Give the number of lines containing the word "Firefox" and nothing more.

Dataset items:
◇ ◇ ◇ ◇ ◇

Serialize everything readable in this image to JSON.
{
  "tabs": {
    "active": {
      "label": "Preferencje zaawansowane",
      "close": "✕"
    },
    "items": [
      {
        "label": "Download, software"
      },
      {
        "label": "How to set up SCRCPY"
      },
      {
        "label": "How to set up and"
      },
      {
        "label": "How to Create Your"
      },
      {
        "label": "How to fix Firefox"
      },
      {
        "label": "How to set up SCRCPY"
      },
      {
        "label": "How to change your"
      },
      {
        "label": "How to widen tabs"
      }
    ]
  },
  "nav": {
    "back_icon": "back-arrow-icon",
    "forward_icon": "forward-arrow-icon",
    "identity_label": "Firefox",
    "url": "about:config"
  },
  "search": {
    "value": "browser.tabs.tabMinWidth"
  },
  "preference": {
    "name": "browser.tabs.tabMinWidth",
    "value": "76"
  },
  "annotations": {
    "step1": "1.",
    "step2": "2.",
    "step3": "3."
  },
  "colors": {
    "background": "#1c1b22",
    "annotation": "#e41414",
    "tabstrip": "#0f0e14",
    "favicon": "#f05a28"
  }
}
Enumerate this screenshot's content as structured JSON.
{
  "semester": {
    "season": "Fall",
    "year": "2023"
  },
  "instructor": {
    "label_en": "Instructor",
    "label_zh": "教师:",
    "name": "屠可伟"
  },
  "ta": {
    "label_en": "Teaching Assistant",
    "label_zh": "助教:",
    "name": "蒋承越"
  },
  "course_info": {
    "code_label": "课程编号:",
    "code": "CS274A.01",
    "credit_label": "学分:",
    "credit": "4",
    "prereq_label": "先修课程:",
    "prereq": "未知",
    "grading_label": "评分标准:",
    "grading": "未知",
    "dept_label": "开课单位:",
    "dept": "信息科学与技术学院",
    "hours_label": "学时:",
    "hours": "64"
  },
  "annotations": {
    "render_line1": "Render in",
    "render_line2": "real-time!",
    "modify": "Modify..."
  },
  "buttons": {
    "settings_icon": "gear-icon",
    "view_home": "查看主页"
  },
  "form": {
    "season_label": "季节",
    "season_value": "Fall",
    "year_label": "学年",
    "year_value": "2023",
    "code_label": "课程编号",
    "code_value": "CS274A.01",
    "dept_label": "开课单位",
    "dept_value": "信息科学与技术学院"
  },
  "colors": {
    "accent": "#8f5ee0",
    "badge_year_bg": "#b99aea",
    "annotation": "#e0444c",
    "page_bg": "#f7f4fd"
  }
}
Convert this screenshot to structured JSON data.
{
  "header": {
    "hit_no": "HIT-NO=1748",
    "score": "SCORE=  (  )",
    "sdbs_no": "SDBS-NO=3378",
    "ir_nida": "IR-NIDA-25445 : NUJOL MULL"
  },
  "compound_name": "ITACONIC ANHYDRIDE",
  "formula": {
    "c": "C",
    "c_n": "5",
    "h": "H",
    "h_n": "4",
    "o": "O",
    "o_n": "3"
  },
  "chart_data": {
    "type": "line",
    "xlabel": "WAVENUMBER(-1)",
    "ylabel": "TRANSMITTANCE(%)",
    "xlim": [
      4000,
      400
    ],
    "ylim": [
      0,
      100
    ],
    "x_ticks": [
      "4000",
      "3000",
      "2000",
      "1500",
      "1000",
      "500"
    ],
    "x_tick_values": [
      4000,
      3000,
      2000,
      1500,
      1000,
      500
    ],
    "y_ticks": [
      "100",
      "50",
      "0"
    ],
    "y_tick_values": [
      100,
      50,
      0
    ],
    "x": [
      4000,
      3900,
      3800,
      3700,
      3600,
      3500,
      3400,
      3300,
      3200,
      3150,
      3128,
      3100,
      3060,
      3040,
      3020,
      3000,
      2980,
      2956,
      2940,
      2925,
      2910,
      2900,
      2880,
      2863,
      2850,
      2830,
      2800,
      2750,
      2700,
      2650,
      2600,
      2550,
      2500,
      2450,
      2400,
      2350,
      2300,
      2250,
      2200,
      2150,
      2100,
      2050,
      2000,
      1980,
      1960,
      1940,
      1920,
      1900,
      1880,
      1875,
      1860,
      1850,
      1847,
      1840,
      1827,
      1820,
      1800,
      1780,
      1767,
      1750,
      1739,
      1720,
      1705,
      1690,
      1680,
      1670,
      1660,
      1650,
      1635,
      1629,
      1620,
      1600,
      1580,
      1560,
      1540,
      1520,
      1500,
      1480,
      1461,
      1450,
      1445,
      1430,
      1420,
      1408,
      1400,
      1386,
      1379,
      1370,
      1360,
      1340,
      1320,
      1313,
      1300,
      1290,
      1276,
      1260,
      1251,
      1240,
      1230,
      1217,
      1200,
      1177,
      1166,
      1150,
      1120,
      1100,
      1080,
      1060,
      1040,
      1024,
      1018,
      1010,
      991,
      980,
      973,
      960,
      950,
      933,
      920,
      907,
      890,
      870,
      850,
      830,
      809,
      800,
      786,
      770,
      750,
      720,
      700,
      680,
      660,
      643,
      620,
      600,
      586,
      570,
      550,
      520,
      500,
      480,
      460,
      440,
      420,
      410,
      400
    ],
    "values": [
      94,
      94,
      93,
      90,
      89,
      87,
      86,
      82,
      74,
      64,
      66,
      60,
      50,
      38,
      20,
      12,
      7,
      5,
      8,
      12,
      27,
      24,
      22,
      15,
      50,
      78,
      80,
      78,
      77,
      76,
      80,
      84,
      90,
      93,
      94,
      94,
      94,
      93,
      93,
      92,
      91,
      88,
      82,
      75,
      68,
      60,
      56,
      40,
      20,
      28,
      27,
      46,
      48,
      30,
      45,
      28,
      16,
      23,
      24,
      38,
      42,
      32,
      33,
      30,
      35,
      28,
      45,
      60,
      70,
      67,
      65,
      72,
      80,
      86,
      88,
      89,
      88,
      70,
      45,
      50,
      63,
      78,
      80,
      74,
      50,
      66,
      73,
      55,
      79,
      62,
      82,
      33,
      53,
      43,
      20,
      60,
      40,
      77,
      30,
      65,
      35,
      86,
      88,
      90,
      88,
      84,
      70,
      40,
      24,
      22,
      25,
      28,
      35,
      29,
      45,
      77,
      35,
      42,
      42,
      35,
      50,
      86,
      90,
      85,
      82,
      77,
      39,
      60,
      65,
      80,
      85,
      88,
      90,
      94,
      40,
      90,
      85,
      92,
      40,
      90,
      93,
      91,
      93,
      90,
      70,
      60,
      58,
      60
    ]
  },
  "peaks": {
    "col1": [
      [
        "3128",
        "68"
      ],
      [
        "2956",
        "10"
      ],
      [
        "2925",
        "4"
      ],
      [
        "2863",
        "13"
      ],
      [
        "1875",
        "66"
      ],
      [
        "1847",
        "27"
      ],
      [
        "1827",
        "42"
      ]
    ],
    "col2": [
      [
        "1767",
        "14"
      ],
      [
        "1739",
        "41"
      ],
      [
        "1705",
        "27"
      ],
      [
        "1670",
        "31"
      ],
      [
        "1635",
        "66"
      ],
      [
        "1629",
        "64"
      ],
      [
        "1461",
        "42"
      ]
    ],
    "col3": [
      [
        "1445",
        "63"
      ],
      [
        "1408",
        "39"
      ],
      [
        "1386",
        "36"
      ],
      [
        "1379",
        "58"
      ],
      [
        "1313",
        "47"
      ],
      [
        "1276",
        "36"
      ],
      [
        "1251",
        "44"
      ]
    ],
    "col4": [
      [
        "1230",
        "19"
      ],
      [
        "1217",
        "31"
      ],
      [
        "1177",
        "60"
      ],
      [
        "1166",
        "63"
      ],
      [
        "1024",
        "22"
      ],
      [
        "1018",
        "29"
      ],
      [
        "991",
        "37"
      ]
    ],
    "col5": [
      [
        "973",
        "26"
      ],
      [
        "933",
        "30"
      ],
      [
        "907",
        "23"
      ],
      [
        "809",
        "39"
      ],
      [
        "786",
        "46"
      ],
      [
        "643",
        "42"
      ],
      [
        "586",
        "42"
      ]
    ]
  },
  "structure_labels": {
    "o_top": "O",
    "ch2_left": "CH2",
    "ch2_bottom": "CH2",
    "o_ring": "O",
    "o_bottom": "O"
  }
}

◇ ◇ ◇ ◇ ◇

### TASK RESULT
2